Objective >> Transcribe the records below exactly as they appear, omitting any pictures.

Dataset records >>
>>>

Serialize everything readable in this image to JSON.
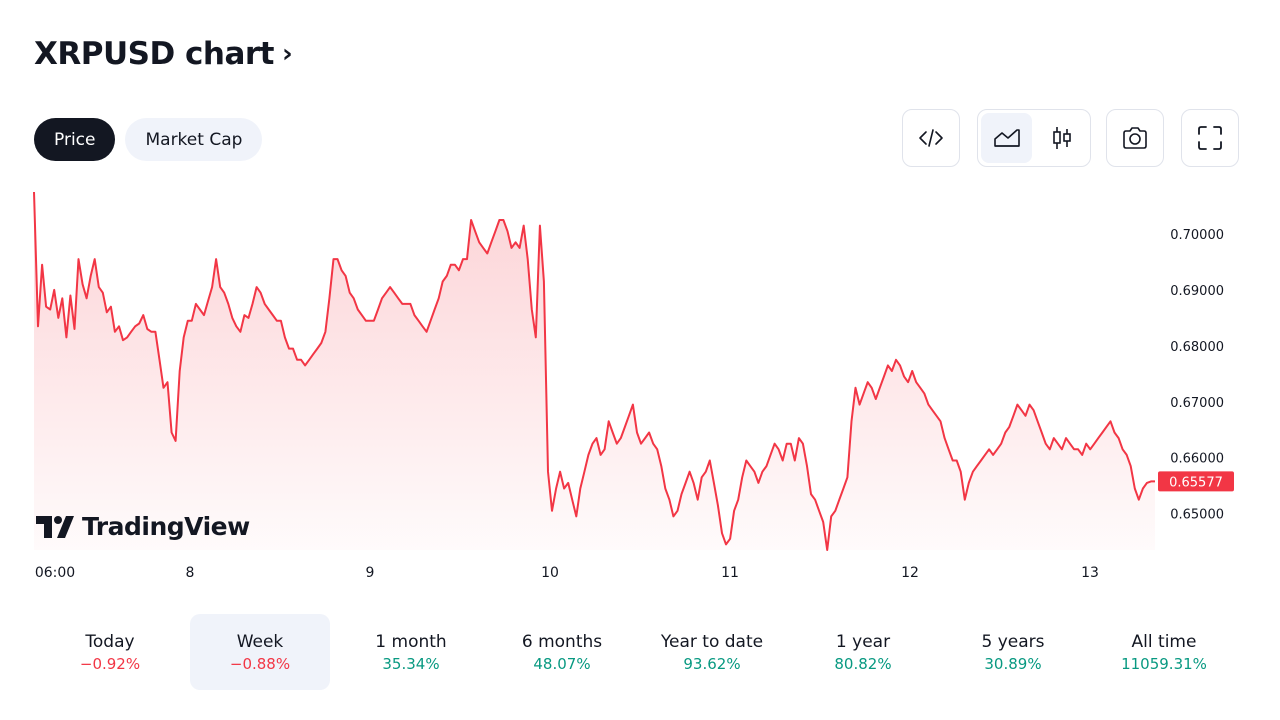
{
  "title": "XRPUSD chart",
  "title_chevron": "›",
  "tabs": [
    {
      "label": "Price",
      "active": true
    },
    {
      "label": "Market Cap",
      "active": false
    }
  ],
  "toolbar": {
    "embed_icon": "code-brackets-icon",
    "area_chart_icon": "area-chart-icon",
    "candles_icon": "candlestick-icon",
    "snapshot_icon": "camera-icon",
    "fullscreen_icon": "fullscreen-icon"
  },
  "watermark": "TradingView",
  "colors": {
    "line": "#f23645",
    "fill": "#f23645",
    "negative": "#f23645",
    "positive": "#089981",
    "label_bg": "#f23645"
  },
  "chart_data": {
    "type": "area",
    "symbol": "XRPUSD",
    "x_ticks": [
      "06:00",
      "8",
      "9",
      "10",
      "11",
      "12",
      "13"
    ],
    "y_ticks": [
      "0.70000",
      "0.69000",
      "0.68000",
      "0.67000",
      "0.66000",
      "0.65000"
    ],
    "ylim": [
      0.6435,
      0.7075
    ],
    "last_value": "0.65577",
    "grid": false,
    "values": [
      0.7075,
      0.6835,
      0.6945,
      0.687,
      0.6865,
      0.69,
      0.685,
      0.6885,
      0.6815,
      0.689,
      0.683,
      0.6955,
      0.691,
      0.6885,
      0.6925,
      0.6955,
      0.6905,
      0.6895,
      0.686,
      0.687,
      0.6825,
      0.6835,
      0.681,
      0.6815,
      0.6825,
      0.6835,
      0.684,
      0.6855,
      0.683,
      0.6825,
      0.6825,
      0.6775,
      0.6725,
      0.6735,
      0.6645,
      0.663,
      0.6755,
      0.6815,
      0.6845,
      0.6845,
      0.6875,
      0.6865,
      0.6855,
      0.688,
      0.6905,
      0.6955,
      0.6905,
      0.6895,
      0.6875,
      0.685,
      0.6835,
      0.6825,
      0.6855,
      0.685,
      0.6875,
      0.6905,
      0.6895,
      0.6875,
      0.6865,
      0.6855,
      0.6845,
      0.6845,
      0.6815,
      0.6795,
      0.6795,
      0.6775,
      0.6775,
      0.6765,
      0.6775,
      0.6785,
      0.6795,
      0.6805,
      0.6825,
      0.6885,
      0.6955,
      0.6955,
      0.6935,
      0.6925,
      0.6895,
      0.6885,
      0.6865,
      0.6855,
      0.6845,
      0.6845,
      0.6845,
      0.6865,
      0.6885,
      0.6895,
      0.6905,
      0.6895,
      0.6885,
      0.6875,
      0.6875,
      0.6875,
      0.6855,
      0.6845,
      0.6835,
      0.6825,
      0.6845,
      0.6865,
      0.6885,
      0.6915,
      0.6925,
      0.6945,
      0.6945,
      0.6935,
      0.6955,
      0.6955,
      0.7025,
      0.7005,
      0.6985,
      0.6975,
      0.6965,
      0.6985,
      0.7005,
      0.7025,
      0.7025,
      0.7005,
      0.6975,
      0.6985,
      0.6975,
      0.7015,
      0.6955,
      0.6865,
      0.6815,
      0.7015,
      0.6915,
      0.6575,
      0.6505,
      0.6545,
      0.6575,
      0.6545,
      0.6555,
      0.6525,
      0.6495,
      0.6545,
      0.6575,
      0.6605,
      0.6625,
      0.6635,
      0.6605,
      0.6615,
      0.6665,
      0.6645,
      0.6625,
      0.6635,
      0.6655,
      0.6675,
      0.6695,
      0.6645,
      0.6625,
      0.6635,
      0.6645,
      0.6625,
      0.6615,
      0.6585,
      0.6545,
      0.6525,
      0.6495,
      0.6505,
      0.6535,
      0.6555,
      0.6575,
      0.6555,
      0.6525,
      0.6565,
      0.6575,
      0.6595,
      0.6555,
      0.6515,
      0.6465,
      0.6445,
      0.6455,
      0.6505,
      0.6525,
      0.6565,
      0.6595,
      0.6585,
      0.6575,
      0.6555,
      0.6575,
      0.6585,
      0.6605,
      0.6625,
      0.6615,
      0.6595,
      0.6625,
      0.6625,
      0.6595,
      0.6635,
      0.6625,
      0.6585,
      0.6535,
      0.6525,
      0.6505,
      0.6485,
      0.6435,
      0.6495,
      0.6505,
      0.6525,
      0.6545,
      0.6565,
      0.6665,
      0.6725,
      0.6695,
      0.6715,
      0.6735,
      0.6725,
      0.6705,
      0.6725,
      0.6745,
      0.6765,
      0.6755,
      0.6775,
      0.6765,
      0.6745,
      0.6735,
      0.6755,
      0.6735,
      0.6725,
      0.6715,
      0.6695,
      0.6685,
      0.6675,
      0.6665,
      0.6635,
      0.6615,
      0.6595,
      0.6595,
      0.6575,
      0.6525,
      0.6555,
      0.6575,
      0.6585,
      0.6595,
      0.6605,
      0.6615,
      0.6605,
      0.6615,
      0.6625,
      0.6645,
      0.6655,
      0.6675,
      0.6695,
      0.6685,
      0.6675,
      0.6695,
      0.6685,
      0.6665,
      0.6645,
      0.6625,
      0.6615,
      0.6635,
      0.6625,
      0.6615,
      0.6635,
      0.6625,
      0.6615,
      0.6615,
      0.6605,
      0.6625,
      0.6615,
      0.6625,
      0.6635,
      0.6645,
      0.6655,
      0.6665,
      0.6645,
      0.6635,
      0.6615,
      0.6605,
      0.6585,
      0.6545,
      0.6525,
      0.6545,
      0.6555,
      0.65577,
      0.65577
    ]
  },
  "periods": [
    {
      "label": "Today",
      "value": "−0.92%",
      "trend": "neg",
      "active": false
    },
    {
      "label": "Week",
      "value": "−0.88%",
      "trend": "neg",
      "active": true
    },
    {
      "label": "1 month",
      "value": "35.34%",
      "trend": "pos",
      "active": false
    },
    {
      "label": "6 months",
      "value": "48.07%",
      "trend": "pos",
      "active": false
    },
    {
      "label": "Year to date",
      "value": "93.62%",
      "trend": "pos",
      "active": false
    },
    {
      "label": "1 year",
      "value": "80.82%",
      "trend": "pos",
      "active": false
    },
    {
      "label": "5 years",
      "value": "30.89%",
      "trend": "pos",
      "active": false
    },
    {
      "label": "All time",
      "value": "11059.31%",
      "trend": "pos",
      "active": false
    }
  ]
}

<<<

Answer in full >>
Serialize everything readable in this image to JSON.
{
  "title": "XRPUSD chart",
  "title_chevron": "›",
  "tabs": [
    {
      "label": "Price",
      "active": true
    },
    {
      "label": "Market Cap",
      "active": false
    }
  ],
  "toolbar": {
    "embed_icon": "code-brackets-icon",
    "area_chart_icon": "area-chart-icon",
    "candles_icon": "candlestick-icon",
    "snapshot_icon": "camera-icon",
    "fullscreen_icon": "fullscreen-icon"
  },
  "watermark": "TradingView",
  "colors": {
    "line": "#f23645",
    "fill": "#f23645",
    "negative": "#f23645",
    "positive": "#089981",
    "label_bg": "#f23645"
  },
  "chart_data": {
    "type": "area",
    "symbol": "XRPUSD",
    "x_ticks": [
      "06:00",
      "8",
      "9",
      "10",
      "11",
      "12",
      "13"
    ],
    "y_ticks": [
      "0.70000",
      "0.69000",
      "0.68000",
      "0.67000",
      "0.66000",
      "0.65000"
    ],
    "ylim": [
      0.6435,
      0.7075
    ],
    "last_value": "0.65577",
    "grid": false,
    "values": [
      0.7075,
      0.6835,
      0.6945,
      0.687,
      0.6865,
      0.69,
      0.685,
      0.6885,
      0.6815,
      0.689,
      0.683,
      0.6955,
      0.691,
      0.6885,
      0.6925,
      0.6955,
      0.6905,
      0.6895,
      0.686,
      0.687,
      0.6825,
      0.6835,
      0.681,
      0.6815,
      0.6825,
      0.6835,
      0.684,
      0.6855,
      0.683,
      0.6825,
      0.6825,
      0.6775,
      0.6725,
      0.6735,
      0.6645,
      0.663,
      0.6755,
      0.6815,
      0.6845,
      0.6845,
      0.6875,
      0.6865,
      0.6855,
      0.688,
      0.6905,
      0.6955,
      0.6905,
      0.6895,
      0.6875,
      0.685,
      0.6835,
      0.6825,
      0.6855,
      0.685,
      0.6875,
      0.6905,
      0.6895,
      0.6875,
      0.6865,
      0.6855,
      0.6845,
      0.6845,
      0.6815,
      0.6795,
      0.6795,
      0.6775,
      0.6775,
      0.6765,
      0.6775,
      0.6785,
      0.6795,
      0.6805,
      0.6825,
      0.6885,
      0.6955,
      0.6955,
      0.6935,
      0.6925,
      0.6895,
      0.6885,
      0.6865,
      0.6855,
      0.6845,
      0.6845,
      0.6845,
      0.6865,
      0.6885,
      0.6895,
      0.6905,
      0.6895,
      0.6885,
      0.6875,
      0.6875,
      0.6875,
      0.6855,
      0.6845,
      0.6835,
      0.6825,
      0.6845,
      0.6865,
      0.6885,
      0.6915,
      0.6925,
      0.6945,
      0.6945,
      0.6935,
      0.6955,
      0.6955,
      0.7025,
      0.7005,
      0.6985,
      0.6975,
      0.6965,
      0.6985,
      0.7005,
      0.7025,
      0.7025,
      0.7005,
      0.6975,
      0.6985,
      0.6975,
      0.7015,
      0.6955,
      0.6865,
      0.6815,
      0.7015,
      0.6915,
      0.6575,
      0.6505,
      0.6545,
      0.6575,
      0.6545,
      0.6555,
      0.6525,
      0.6495,
      0.6545,
      0.6575,
      0.6605,
      0.6625,
      0.6635,
      0.6605,
      0.6615,
      0.6665,
      0.6645,
      0.6625,
      0.6635,
      0.6655,
      0.6675,
      0.6695,
      0.6645,
      0.6625,
      0.6635,
      0.6645,
      0.6625,
      0.6615,
      0.6585,
      0.6545,
      0.6525,
      0.6495,
      0.6505,
      0.6535,
      0.6555,
      0.6575,
      0.6555,
      0.6525,
      0.6565,
      0.6575,
      0.6595,
      0.6555,
      0.6515,
      0.6465,
      0.6445,
      0.6455,
      0.6505,
      0.6525,
      0.6565,
      0.6595,
      0.6585,
      0.6575,
      0.6555,
      0.6575,
      0.6585,
      0.6605,
      0.6625,
      0.6615,
      0.6595,
      0.6625,
      0.6625,
      0.6595,
      0.6635,
      0.6625,
      0.6585,
      0.6535,
      0.6525,
      0.6505,
      0.6485,
      0.6435,
      0.6495,
      0.6505,
      0.6525,
      0.6545,
      0.6565,
      0.6665,
      0.6725,
      0.6695,
      0.6715,
      0.6735,
      0.6725,
      0.6705,
      0.6725,
      0.6745,
      0.6765,
      0.6755,
      0.6775,
      0.6765,
      0.6745,
      0.6735,
      0.6755,
      0.6735,
      0.6725,
      0.6715,
      0.6695,
      0.6685,
      0.6675,
      0.6665,
      0.6635,
      0.6615,
      0.6595,
      0.6595,
      0.6575,
      0.6525,
      0.6555,
      0.6575,
      0.6585,
      0.6595,
      0.6605,
      0.6615,
      0.6605,
      0.6615,
      0.6625,
      0.6645,
      0.6655,
      0.6675,
      0.6695,
      0.6685,
      0.6675,
      0.6695,
      0.6685,
      0.6665,
      0.6645,
      0.6625,
      0.6615,
      0.6635,
      0.6625,
      0.6615,
      0.6635,
      0.6625,
      0.6615,
      0.6615,
      0.6605,
      0.6625,
      0.6615,
      0.6625,
      0.6635,
      0.6645,
      0.6655,
      0.6665,
      0.6645,
      0.6635,
      0.6615,
      0.6605,
      0.6585,
      0.6545,
      0.6525,
      0.6545,
      0.6555,
      0.65577,
      0.65577
    ]
  },
  "periods": [
    {
      "label": "Today",
      "value": "−0.92%",
      "trend": "neg",
      "active": false
    },
    {
      "label": "Week",
      "value": "−0.88%",
      "trend": "neg",
      "active": true
    },
    {
      "label": "1 month",
      "value": "35.34%",
      "trend": "pos",
      "active": false
    },
    {
      "label": "6 months",
      "value": "48.07%",
      "trend": "pos",
      "active": false
    },
    {
      "label": "Year to date",
      "value": "93.62%",
      "trend": "pos",
      "active": false
    },
    {
      "label": "1 year",
      "value": "80.82%",
      "trend": "pos",
      "active": false
    },
    {
      "label": "5 years",
      "value": "30.89%",
      "trend": "pos",
      "active": false
    },
    {
      "label": "All time",
      "value": "11059.31%",
      "trend": "pos",
      "active": false
    }
  ]
}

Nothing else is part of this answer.